→ What you are asked to do: In the entries below, find every line holding the string "русское" and collect it.

→ Records shown:

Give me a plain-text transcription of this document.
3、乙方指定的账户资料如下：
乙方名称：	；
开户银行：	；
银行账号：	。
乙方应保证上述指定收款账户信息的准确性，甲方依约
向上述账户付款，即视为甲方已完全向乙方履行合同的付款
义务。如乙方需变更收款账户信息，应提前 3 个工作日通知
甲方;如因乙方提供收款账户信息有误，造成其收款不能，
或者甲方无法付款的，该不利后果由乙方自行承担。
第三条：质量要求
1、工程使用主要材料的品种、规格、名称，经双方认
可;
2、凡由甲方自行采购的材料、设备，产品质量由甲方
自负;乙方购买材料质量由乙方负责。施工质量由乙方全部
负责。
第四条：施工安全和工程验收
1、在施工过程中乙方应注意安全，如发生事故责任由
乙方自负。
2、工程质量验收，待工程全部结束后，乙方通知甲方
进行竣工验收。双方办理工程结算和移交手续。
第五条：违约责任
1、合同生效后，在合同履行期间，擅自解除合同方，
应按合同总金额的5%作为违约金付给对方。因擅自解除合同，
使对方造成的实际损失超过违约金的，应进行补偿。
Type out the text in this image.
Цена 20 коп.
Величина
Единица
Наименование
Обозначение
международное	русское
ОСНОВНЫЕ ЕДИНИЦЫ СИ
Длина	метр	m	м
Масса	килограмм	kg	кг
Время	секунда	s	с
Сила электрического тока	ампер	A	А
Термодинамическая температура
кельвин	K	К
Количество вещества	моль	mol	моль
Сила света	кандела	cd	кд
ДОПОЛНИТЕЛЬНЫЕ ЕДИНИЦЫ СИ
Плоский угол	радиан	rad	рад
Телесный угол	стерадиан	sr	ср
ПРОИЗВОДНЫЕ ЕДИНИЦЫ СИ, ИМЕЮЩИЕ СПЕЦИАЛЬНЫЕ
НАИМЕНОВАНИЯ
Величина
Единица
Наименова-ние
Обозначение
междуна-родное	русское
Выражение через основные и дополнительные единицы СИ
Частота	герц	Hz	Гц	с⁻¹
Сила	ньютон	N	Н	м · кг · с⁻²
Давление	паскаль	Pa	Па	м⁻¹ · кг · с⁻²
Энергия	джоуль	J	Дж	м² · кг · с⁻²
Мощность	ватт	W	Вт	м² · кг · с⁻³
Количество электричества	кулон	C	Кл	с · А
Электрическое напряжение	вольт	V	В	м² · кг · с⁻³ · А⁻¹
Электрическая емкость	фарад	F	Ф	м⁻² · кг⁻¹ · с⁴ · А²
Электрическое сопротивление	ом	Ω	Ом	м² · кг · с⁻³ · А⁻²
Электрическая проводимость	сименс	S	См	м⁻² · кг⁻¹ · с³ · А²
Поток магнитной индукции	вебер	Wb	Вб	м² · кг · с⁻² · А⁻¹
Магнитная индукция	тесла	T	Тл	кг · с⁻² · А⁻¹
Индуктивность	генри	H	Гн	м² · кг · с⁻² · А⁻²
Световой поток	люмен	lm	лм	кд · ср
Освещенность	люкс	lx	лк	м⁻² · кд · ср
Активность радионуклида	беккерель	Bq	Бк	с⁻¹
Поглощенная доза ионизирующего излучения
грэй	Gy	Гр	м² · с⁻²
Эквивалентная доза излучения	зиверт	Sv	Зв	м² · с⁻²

→ Result of the exercise:
международное	русское
междуна-родное	русское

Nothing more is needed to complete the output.